*What is required*
Give the data again exactly as written, skipping any pictures.

*Input*

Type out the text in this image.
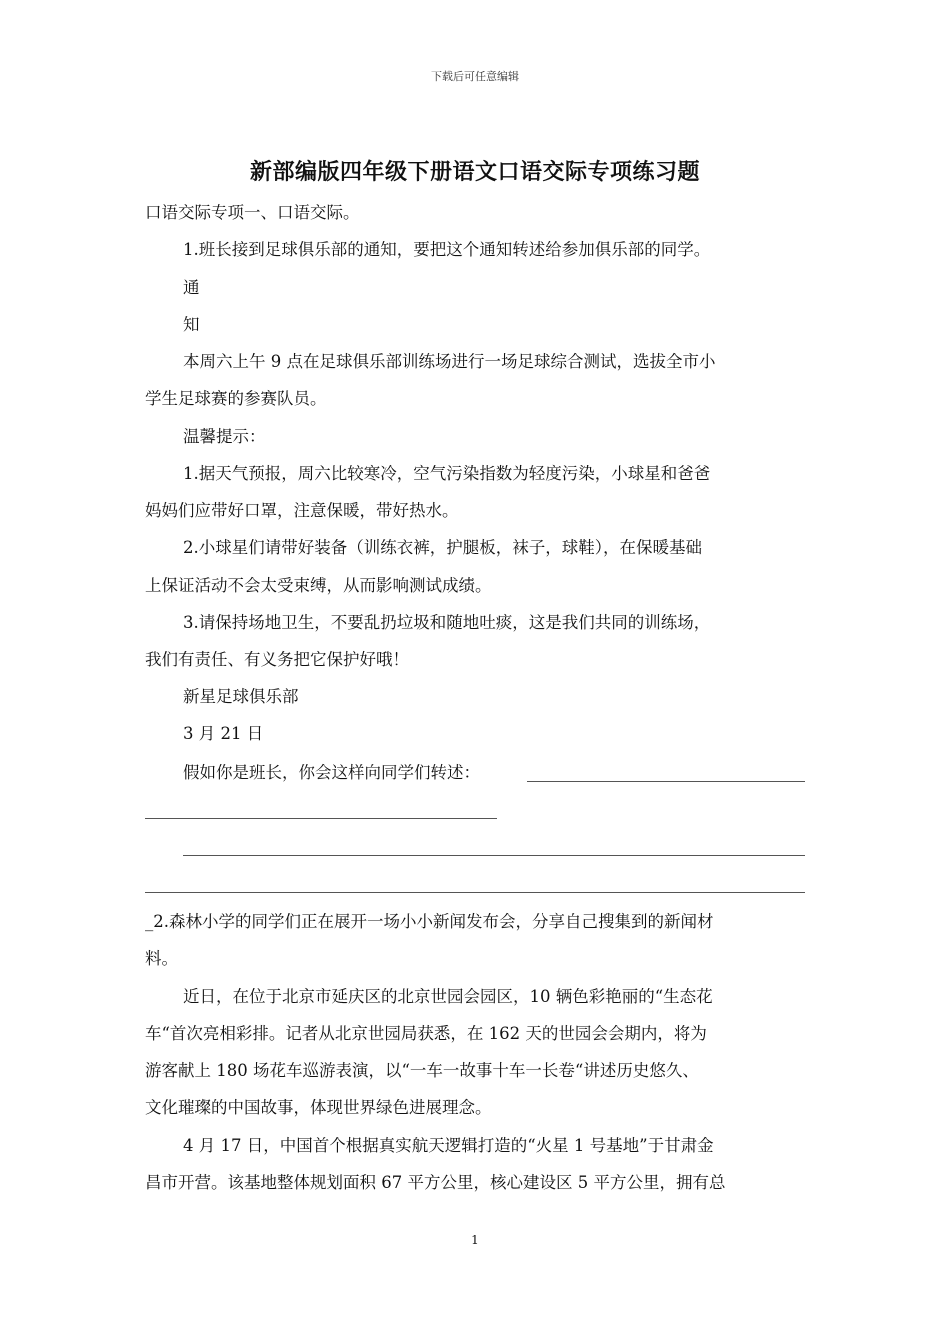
下载后可任意编辑
新部编版四年级下册语文口语交际专项练习题
口语交际专项一、口语交际。
1.班长接到足球俱乐部的通知，要把这个通知转述给参加俱乐部的同学。
通
知
本周六上午 9 点在足球俱乐部训练场进行一场足球综合测试，选拔全市小
学生足球赛的参赛队员。
温馨提示：
1.据天气预报，周六比较寒冷，空气污染指数为轻度污染，小球星和爸爸
妈妈们应带好口罩，注意保暖，带好热水。
2.小球星们请带好装备（训练衣裤，护腿板，袜子，球鞋），在保暖基础
上保证活动不会太受束缚，从而影响测试成绩。
3.请保持场地卫生，不要乱扔垃圾和随地吐痰，这是我们共同的训练场，
我们有责任、有义务把它保护好哦！
新星足球俱乐部
3 月 21 日
假如你是班长，你会这样向同学们转述：
_2.森林小学的同学们正在展开一场小小新闻发布会，分享自己搜集到的新闻材
料。
近日，在位于北京市延庆区的北京世园会园区，10 辆色彩艳丽的“生态花
车“首次亮相彩排。记者从北京世园局获悉，在 162 天的世园会会期内，将为
游客献上 180 场花车巡游表演，以“一车一故事十车一长卷“讲述历史悠久、
文化璀璨的中国故事，体现世界绿色进展理念。
4 月 17 日，中国首个根据真实航天逻辑打造的“火星 1 号基地”于甘肃金
昌市开营。该基地整体规划面积 67 平方公里，核心建设区 5 平方公里，拥有总
1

*Response below*
Type out the text in this image.
下载后可任意编辑
新部编版四年级下册语文口语交际专项练习题
口语交际专项一、口语交际。
1.班长接到足球俱乐部的通知，要把这个通知转述给参加俱乐部的同学。
通
知
本周六上午 9 点在足球俱乐部训练场进行一场足球综合测试，选拔全市小
学生足球赛的参赛队员。
温馨提示：
1.据天气预报，周六比较寒冷，空气污染指数为轻度污染，小球星和爸爸
妈妈们应带好口罩，注意保暖，带好热水。
2.小球星们请带好装备（训练衣裤，护腿板，袜子，球鞋），在保暖基础
上保证活动不会太受束缚，从而影响测试成绩。
3.请保持场地卫生，不要乱扔垃圾和随地吐痰，这是我们共同的训练场，
我们有责任、有义务把它保护好哦！
新星足球俱乐部
3 月 21 日
假如你是班长，你会这样向同学们转述：
_2.森林小学的同学们正在展开一场小小新闻发布会，分享自己搜集到的新闻材
料。
近日，在位于北京市延庆区的北京世园会园区，10 辆色彩艳丽的“生态花
车“首次亮相彩排。记者从北京世园局获悉，在 162 天的世园会会期内，将为
游客献上 180 场花车巡游表演，以“一车一故事十车一长卷“讲述历史悠久、
文化璀璨的中国故事，体现世界绿色进展理念。
4 月 17 日，中国首个根据真实航天逻辑打造的“火星 1 号基地”于甘肃金
昌市开营。该基地整体规划面积 67 平方公里，核心建设区 5 平方公里，拥有总
1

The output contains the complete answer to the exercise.